Look for the word "Interviews" in the entries below, then copy every line that has it.
── Exercise input
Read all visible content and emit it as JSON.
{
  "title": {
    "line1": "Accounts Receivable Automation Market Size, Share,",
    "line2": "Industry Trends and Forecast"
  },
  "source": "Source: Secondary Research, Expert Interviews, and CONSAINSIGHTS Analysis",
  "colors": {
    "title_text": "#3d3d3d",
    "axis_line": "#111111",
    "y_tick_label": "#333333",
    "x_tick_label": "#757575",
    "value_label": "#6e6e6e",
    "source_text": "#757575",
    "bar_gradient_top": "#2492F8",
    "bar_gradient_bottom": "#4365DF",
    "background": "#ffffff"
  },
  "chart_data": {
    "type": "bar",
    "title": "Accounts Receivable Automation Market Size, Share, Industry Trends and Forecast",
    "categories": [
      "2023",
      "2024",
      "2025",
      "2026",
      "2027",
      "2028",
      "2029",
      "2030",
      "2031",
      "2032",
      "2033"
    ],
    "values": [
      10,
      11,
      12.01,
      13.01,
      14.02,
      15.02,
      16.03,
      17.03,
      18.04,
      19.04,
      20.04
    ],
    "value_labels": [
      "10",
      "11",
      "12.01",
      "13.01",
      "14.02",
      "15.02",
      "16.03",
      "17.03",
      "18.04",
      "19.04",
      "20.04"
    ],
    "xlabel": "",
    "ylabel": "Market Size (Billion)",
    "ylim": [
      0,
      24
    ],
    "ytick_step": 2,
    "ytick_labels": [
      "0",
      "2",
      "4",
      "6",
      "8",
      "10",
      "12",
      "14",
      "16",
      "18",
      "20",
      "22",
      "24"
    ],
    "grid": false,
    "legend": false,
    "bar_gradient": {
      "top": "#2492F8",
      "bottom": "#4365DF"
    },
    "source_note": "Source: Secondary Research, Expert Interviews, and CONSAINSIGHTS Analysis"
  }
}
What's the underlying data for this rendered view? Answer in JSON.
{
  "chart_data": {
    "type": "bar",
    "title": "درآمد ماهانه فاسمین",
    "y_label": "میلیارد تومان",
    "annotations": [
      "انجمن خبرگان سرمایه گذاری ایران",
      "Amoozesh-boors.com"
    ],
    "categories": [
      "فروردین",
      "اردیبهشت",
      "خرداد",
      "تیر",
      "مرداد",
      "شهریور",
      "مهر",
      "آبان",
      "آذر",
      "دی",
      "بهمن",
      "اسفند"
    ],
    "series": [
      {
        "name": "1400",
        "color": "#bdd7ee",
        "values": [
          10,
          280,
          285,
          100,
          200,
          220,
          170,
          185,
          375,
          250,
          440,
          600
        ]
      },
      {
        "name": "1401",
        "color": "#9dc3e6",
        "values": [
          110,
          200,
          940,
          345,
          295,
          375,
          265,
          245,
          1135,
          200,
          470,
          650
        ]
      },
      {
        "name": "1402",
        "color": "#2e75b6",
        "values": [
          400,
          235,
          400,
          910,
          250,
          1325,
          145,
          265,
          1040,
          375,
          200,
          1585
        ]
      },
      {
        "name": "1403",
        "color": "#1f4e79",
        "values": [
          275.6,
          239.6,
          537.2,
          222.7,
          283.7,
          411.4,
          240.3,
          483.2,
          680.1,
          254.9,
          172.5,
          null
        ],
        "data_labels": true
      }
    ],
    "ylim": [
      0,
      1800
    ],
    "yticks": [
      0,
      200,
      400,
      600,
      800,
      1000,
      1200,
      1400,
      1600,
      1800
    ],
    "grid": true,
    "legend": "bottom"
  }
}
────
*Response to this task*:
  "source": "Source: Secondary Research, Expert Interviews, and CONSAINSIGHTS Analysis",
    "source_note": "Source: Secondary Research, Expert Interviews, and CONSAINSIGHTS Analysis"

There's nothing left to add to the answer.